• _EXERCISE GOAL_:
Count how many lines contain "label" and reply with that number only.

---- DATASET RECORDS

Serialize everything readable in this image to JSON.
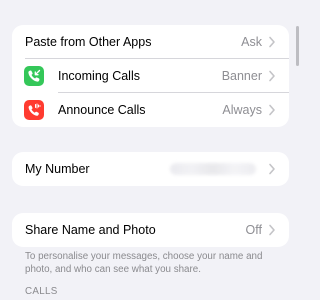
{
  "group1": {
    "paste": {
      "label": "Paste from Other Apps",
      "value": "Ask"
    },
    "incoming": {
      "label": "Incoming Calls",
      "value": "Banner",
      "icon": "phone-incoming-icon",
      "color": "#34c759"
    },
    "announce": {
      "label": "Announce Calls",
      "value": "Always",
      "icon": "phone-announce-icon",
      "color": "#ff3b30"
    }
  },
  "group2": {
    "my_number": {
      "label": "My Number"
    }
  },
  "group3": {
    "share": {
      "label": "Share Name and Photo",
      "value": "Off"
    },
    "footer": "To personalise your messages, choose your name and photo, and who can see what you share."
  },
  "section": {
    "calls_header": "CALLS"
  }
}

--------

• _RESULT FOR THIS EXERCISE_:
5